------ Material for this task ------

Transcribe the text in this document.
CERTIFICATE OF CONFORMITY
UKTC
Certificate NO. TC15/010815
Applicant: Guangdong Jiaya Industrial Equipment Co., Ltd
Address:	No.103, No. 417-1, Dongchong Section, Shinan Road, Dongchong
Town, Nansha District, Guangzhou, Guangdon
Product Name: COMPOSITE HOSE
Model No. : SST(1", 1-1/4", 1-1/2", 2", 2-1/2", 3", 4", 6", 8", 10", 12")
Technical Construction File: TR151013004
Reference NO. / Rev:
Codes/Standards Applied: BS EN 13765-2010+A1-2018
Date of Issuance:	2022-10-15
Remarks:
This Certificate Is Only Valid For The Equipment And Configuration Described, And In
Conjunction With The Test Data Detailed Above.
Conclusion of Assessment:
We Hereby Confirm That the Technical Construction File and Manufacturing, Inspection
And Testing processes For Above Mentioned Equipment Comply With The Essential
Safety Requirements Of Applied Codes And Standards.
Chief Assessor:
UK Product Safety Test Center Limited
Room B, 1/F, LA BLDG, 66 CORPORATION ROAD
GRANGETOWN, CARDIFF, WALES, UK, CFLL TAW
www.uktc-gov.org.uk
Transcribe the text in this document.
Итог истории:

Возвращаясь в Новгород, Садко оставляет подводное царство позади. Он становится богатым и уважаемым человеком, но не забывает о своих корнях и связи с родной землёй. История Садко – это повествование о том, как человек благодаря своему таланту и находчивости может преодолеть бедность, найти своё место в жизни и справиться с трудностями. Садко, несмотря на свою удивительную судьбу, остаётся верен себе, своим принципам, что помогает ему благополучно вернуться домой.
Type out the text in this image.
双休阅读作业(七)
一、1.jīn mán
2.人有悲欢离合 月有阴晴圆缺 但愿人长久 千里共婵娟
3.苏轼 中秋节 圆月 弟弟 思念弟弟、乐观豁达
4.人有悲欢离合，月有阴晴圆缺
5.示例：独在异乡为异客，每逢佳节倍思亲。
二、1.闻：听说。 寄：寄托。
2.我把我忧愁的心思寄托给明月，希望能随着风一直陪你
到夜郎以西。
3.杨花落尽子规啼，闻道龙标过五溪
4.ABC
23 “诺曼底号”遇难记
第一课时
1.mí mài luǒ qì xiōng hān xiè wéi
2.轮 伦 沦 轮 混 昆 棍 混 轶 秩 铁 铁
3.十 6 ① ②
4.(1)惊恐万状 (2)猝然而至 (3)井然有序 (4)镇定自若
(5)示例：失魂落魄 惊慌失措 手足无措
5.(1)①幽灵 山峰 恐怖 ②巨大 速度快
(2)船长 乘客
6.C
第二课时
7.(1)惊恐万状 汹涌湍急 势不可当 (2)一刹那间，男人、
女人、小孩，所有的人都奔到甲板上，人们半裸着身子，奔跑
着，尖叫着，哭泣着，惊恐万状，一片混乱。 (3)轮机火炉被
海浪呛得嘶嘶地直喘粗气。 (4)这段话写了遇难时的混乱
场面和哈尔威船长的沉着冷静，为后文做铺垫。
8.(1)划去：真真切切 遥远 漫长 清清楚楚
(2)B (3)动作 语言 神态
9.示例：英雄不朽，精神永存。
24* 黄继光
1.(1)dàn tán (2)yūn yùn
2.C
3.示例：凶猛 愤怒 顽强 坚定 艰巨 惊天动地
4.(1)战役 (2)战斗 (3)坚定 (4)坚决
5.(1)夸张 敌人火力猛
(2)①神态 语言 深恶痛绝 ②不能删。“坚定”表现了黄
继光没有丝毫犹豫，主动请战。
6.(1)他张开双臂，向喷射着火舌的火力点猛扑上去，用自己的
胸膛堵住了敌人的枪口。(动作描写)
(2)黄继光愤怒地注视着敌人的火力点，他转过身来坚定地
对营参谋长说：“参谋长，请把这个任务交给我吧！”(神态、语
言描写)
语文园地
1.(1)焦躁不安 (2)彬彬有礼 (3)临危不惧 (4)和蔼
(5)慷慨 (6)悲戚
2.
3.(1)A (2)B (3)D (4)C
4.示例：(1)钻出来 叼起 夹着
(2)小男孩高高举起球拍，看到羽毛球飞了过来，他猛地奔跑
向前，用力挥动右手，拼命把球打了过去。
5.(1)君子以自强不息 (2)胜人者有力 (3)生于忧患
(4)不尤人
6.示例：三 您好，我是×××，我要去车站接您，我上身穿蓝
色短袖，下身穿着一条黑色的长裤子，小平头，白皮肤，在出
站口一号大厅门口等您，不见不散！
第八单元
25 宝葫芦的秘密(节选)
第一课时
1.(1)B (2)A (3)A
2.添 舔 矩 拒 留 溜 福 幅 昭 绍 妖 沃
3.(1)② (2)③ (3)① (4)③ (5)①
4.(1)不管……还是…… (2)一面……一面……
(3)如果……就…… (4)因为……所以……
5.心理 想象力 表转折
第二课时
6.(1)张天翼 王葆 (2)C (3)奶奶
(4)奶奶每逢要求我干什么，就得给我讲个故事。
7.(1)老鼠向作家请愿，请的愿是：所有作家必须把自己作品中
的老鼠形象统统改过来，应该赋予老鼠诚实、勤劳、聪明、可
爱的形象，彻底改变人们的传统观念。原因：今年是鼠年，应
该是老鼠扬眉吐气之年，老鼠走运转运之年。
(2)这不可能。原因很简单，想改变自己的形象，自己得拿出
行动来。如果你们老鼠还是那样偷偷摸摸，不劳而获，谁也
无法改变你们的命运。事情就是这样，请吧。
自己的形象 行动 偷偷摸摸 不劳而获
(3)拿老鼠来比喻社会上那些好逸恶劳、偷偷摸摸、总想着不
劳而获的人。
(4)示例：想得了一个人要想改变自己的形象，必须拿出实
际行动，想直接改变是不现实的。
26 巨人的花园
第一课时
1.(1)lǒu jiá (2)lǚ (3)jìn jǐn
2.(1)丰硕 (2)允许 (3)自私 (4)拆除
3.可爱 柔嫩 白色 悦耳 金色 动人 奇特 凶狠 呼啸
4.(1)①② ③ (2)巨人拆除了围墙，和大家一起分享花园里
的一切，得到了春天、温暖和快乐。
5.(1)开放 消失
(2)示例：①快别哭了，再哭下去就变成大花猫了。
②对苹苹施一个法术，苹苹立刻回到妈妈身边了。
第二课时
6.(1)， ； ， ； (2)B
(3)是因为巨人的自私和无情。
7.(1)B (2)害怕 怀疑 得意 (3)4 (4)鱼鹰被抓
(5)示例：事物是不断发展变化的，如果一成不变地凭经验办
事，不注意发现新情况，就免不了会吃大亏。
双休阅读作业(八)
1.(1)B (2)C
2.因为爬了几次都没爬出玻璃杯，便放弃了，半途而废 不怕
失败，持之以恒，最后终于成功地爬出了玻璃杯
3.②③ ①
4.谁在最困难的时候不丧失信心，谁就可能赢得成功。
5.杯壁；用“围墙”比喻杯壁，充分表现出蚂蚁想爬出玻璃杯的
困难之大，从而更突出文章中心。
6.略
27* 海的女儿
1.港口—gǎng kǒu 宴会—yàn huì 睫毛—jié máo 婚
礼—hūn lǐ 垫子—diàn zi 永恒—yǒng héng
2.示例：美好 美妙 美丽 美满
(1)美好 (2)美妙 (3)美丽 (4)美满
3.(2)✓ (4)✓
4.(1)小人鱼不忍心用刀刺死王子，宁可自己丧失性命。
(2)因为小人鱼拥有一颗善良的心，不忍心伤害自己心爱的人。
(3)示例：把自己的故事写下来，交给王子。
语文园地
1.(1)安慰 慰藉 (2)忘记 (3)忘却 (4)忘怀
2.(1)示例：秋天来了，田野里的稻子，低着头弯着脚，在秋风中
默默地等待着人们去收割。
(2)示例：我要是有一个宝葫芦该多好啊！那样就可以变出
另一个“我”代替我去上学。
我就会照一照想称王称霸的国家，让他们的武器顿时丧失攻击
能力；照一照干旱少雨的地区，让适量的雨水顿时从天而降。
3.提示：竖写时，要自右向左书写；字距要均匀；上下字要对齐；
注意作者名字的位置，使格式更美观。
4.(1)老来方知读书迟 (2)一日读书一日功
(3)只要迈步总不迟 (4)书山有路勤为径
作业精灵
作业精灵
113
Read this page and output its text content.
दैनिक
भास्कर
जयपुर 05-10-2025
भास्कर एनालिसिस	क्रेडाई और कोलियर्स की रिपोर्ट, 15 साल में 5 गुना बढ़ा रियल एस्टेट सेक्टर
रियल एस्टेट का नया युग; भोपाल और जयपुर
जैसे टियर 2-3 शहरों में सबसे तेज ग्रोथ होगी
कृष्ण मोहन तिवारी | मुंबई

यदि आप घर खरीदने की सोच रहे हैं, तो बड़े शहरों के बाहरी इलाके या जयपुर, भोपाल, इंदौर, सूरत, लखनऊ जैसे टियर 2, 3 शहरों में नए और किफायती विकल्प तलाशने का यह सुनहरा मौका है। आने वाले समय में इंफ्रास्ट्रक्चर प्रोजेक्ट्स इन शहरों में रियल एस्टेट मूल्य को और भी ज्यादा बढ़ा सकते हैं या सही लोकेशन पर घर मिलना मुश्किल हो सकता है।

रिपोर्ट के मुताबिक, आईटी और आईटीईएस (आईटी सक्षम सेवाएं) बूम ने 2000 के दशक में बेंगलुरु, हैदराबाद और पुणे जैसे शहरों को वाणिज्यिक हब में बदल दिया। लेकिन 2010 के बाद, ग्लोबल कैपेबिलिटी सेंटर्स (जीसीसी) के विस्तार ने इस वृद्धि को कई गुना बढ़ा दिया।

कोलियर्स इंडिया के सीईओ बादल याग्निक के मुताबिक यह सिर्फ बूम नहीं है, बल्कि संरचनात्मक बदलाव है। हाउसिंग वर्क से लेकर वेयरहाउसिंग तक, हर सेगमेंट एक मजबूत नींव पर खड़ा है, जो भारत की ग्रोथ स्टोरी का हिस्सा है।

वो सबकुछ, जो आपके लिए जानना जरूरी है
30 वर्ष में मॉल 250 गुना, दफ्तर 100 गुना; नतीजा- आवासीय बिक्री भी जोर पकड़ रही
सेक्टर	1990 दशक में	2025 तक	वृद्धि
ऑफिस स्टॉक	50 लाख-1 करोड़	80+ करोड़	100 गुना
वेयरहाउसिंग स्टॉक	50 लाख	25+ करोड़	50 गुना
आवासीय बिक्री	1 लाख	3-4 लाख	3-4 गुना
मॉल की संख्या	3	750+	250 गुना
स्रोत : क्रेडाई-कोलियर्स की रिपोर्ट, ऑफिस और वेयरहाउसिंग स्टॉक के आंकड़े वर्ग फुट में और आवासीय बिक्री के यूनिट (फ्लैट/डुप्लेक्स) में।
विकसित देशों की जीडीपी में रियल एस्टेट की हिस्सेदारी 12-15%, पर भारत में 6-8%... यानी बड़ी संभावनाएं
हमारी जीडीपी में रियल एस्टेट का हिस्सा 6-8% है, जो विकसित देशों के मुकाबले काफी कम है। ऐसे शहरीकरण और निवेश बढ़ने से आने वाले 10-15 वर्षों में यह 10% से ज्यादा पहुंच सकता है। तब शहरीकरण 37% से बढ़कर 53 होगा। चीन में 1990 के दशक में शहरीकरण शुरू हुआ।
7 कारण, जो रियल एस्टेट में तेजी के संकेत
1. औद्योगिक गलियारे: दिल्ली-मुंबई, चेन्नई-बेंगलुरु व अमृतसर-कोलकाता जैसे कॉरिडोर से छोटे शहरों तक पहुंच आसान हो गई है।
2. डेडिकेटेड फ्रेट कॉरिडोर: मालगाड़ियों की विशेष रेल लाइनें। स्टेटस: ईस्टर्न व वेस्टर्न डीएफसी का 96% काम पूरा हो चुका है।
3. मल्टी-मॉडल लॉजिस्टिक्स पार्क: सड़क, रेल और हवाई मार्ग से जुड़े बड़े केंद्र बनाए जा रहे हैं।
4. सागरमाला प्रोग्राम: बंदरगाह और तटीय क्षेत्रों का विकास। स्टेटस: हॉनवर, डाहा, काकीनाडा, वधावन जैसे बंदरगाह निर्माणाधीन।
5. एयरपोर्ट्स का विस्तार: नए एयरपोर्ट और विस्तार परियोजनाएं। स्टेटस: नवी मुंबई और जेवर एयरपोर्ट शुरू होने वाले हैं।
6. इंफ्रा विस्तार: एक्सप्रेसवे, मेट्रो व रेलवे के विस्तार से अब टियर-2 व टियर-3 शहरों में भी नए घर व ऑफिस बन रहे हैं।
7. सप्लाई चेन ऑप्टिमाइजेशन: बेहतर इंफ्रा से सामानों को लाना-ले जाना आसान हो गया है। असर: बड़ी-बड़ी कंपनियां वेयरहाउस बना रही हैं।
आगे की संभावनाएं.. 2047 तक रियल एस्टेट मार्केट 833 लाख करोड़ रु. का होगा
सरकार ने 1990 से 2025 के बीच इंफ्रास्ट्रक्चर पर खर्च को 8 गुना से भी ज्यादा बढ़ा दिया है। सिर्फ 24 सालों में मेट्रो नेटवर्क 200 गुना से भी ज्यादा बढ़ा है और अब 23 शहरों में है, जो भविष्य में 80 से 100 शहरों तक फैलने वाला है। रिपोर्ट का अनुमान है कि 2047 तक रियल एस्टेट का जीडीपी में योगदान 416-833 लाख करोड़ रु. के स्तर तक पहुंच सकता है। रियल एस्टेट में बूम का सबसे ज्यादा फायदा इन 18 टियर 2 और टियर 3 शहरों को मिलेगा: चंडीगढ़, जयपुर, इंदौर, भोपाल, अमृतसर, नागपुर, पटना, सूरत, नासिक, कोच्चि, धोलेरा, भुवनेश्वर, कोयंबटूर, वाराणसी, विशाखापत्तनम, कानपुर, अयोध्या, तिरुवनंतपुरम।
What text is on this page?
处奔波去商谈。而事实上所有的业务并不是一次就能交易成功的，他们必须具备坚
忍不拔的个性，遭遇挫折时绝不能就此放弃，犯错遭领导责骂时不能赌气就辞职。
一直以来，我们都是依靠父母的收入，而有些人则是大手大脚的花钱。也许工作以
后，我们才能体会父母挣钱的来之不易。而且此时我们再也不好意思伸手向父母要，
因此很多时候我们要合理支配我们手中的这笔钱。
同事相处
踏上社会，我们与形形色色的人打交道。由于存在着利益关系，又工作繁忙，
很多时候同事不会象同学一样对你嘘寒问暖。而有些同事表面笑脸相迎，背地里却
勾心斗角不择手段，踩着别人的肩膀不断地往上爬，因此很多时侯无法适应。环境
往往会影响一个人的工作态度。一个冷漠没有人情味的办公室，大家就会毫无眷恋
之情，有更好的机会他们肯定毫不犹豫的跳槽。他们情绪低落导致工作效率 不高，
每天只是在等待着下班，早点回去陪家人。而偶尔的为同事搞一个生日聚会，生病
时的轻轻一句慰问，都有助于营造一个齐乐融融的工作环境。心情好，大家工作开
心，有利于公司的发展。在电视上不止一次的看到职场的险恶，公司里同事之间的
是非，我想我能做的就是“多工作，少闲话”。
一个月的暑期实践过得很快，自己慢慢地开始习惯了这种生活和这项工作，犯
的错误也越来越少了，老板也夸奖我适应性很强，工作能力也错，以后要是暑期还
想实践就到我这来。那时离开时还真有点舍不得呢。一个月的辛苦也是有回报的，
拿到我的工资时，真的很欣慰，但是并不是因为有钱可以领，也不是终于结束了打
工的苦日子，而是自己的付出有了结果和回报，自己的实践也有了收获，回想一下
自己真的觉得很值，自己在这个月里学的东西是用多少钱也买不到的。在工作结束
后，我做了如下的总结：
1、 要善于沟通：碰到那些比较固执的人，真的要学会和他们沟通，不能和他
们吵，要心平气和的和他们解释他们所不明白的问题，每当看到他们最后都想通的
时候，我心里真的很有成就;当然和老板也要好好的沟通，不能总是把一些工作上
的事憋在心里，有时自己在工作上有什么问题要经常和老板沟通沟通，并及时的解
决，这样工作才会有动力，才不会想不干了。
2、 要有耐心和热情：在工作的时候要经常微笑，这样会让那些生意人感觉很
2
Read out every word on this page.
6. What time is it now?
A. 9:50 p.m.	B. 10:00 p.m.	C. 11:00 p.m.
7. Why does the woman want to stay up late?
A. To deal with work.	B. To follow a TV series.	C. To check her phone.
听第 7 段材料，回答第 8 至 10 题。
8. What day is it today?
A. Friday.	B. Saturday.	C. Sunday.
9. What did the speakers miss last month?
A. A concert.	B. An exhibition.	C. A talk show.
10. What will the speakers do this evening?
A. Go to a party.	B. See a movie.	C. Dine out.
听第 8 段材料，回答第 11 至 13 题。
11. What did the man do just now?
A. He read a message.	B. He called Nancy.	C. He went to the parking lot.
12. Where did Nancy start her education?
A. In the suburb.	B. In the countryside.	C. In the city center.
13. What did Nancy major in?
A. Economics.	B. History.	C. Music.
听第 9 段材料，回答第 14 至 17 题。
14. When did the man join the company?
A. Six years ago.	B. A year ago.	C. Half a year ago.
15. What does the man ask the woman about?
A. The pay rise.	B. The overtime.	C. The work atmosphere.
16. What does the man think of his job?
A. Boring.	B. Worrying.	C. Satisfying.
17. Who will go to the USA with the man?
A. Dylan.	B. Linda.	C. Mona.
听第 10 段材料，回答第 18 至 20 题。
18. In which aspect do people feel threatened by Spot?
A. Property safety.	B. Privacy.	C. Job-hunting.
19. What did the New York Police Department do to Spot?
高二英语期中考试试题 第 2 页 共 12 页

------

_Given exercise_. Copy out the lines in which the string "text" appears.

_Solution for this task_.
Transcribe the text in this document.
Transcribe the text in this document.
Type out the text in this image.
Read this page and output its text content.
What text is on this page?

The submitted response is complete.